What is required — Quote the records that follow in full, leaving the pictures out.

Data shown —
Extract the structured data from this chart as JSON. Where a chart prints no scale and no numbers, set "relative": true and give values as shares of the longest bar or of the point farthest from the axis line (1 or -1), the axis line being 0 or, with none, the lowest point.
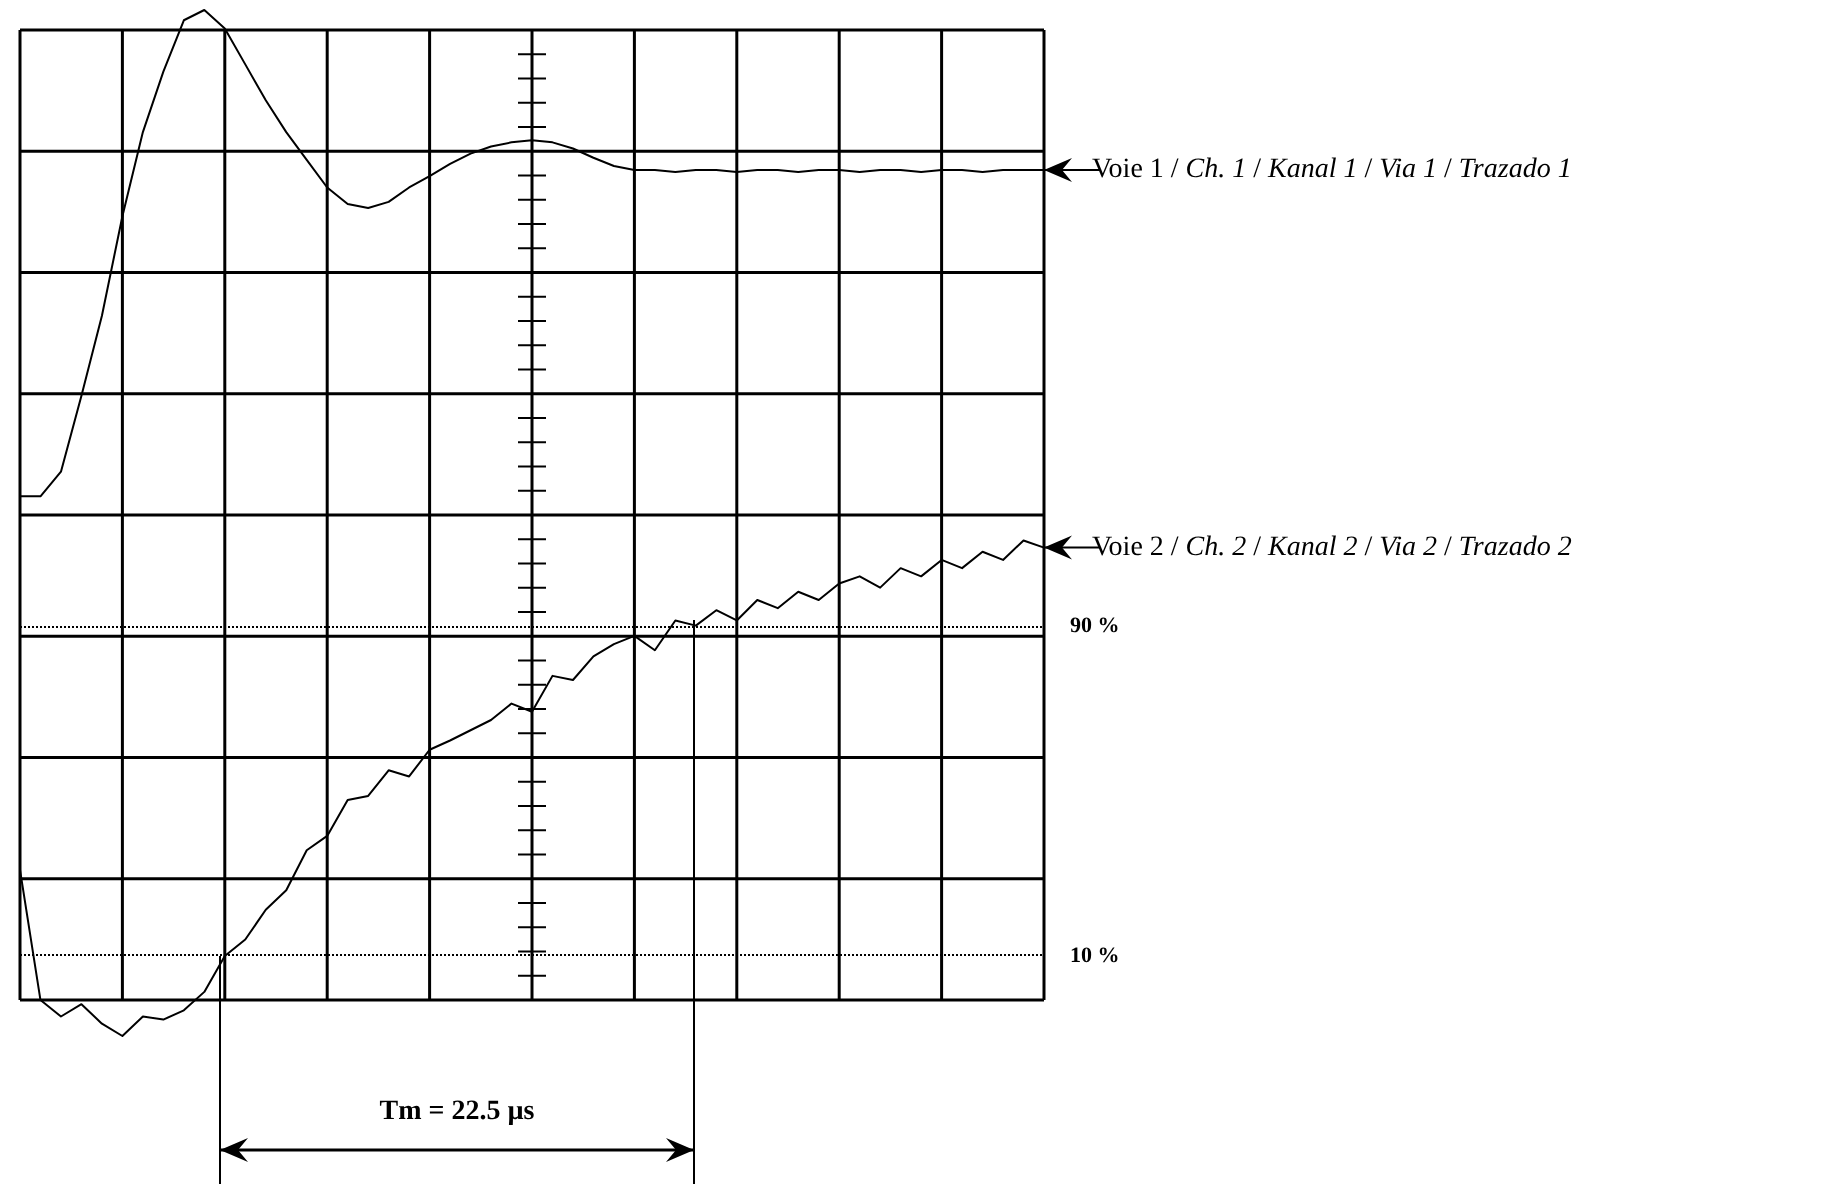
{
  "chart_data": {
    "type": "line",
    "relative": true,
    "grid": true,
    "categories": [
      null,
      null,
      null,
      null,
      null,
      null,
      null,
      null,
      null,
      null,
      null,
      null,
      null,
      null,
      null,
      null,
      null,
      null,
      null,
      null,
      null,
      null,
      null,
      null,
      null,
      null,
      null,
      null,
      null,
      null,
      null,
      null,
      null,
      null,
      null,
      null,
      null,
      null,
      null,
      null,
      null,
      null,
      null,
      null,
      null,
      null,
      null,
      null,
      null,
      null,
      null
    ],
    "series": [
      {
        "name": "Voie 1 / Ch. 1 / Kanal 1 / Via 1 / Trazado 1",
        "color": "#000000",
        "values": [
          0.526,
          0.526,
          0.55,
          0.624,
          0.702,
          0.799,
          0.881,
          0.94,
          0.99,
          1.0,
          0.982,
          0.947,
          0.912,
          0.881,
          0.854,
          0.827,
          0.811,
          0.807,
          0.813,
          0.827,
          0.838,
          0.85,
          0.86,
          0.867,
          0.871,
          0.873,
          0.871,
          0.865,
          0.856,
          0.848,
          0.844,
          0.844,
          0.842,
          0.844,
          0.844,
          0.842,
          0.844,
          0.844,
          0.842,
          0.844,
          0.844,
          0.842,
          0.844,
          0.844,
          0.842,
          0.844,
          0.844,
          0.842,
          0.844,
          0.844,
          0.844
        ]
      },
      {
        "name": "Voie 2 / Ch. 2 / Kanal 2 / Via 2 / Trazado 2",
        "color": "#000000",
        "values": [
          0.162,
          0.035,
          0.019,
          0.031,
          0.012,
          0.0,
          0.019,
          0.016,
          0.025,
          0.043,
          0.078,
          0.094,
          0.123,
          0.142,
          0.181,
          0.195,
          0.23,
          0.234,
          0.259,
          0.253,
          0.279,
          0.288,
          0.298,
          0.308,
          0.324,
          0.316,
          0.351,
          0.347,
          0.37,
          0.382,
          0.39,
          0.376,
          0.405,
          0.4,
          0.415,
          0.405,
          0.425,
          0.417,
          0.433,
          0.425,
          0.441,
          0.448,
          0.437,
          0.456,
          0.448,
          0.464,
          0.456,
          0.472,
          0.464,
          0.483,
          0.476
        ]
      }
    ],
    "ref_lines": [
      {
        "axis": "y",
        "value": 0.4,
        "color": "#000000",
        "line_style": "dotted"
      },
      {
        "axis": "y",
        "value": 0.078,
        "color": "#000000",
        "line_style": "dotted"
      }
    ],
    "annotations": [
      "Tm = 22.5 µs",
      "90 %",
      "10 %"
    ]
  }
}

Result of the exercise —
Extract the structured data from this chart as JSON. Where a chart prints no scale and no numbers, set "relative": true and give values as shares of the longest bar or of the point farthest from the axis line (1 or -1), the axis line being 0 or, with none, the lowest point.
{
  "chart_data": {
    "type": "line",
    "relative": true,
    "grid": true,
    "categories": [
      null,
      null,
      null,
      null,
      null,
      null,
      null,
      null,
      null,
      null,
      null,
      null,
      null,
      null,
      null,
      null,
      null,
      null,
      null,
      null,
      null,
      null,
      null,
      null,
      null,
      null,
      null,
      null,
      null,
      null,
      null,
      null,
      null,
      null,
      null,
      null,
      null,
      null,
      null,
      null,
      null,
      null,
      null,
      null,
      null,
      null,
      null,
      null,
      null,
      null,
      null
    ],
    "series": [
      {
        "name": "Voie 1 / Ch. 1 / Kanal 1 / Via 1 / Trazado 1",
        "color": "#000000",
        "values": [
          0.526,
          0.526,
          0.55,
          0.624,
          0.702,
          0.799,
          0.881,
          0.94,
          0.99,
          1.0,
          0.982,
          0.947,
          0.912,
          0.881,
          0.854,
          0.827,
          0.811,
          0.807,
          0.813,
          0.827,
          0.838,
          0.85,
          0.86,
          0.867,
          0.871,
          0.873,
          0.871,
          0.865,
          0.856,
          0.848,
          0.844,
          0.844,
          0.842,
          0.844,
          0.844,
          0.842,
          0.844,
          0.844,
          0.842,
          0.844,
          0.844,
          0.842,
          0.844,
          0.844,
          0.842,
          0.844,
          0.844,
          0.842,
          0.844,
          0.844,
          0.844
        ]
      },
      {
        "name": "Voie 2 / Ch. 2 / Kanal 2 / Via 2 / Trazado 2",
        "color": "#000000",
        "values": [
          0.162,
          0.035,
          0.019,
          0.031,
          0.012,
          0.0,
          0.019,
          0.016,
          0.025,
          0.043,
          0.078,
          0.094,
          0.123,
          0.142,
          0.181,
          0.195,
          0.23,
          0.234,
          0.259,
          0.253,
          0.279,
          0.288,
          0.298,
          0.308,
          0.324,
          0.316,
          0.351,
          0.347,
          0.37,
          0.382,
          0.39,
          0.376,
          0.405,
          0.4,
          0.415,
          0.405,
          0.425,
          0.417,
          0.433,
          0.425,
          0.441,
          0.448,
          0.437,
          0.456,
          0.448,
          0.464,
          0.456,
          0.472,
          0.464,
          0.483,
          0.476
        ]
      }
    ],
    "ref_lines": [
      {
        "axis": "y",
        "value": 0.4,
        "color": "#000000",
        "line_style": "dotted"
      },
      {
        "axis": "y",
        "value": 0.078,
        "color": "#000000",
        "line_style": "dotted"
      }
    ],
    "annotations": [
      "Tm = 22.5 µs",
      "90 %",
      "10 %"
    ]
  }
}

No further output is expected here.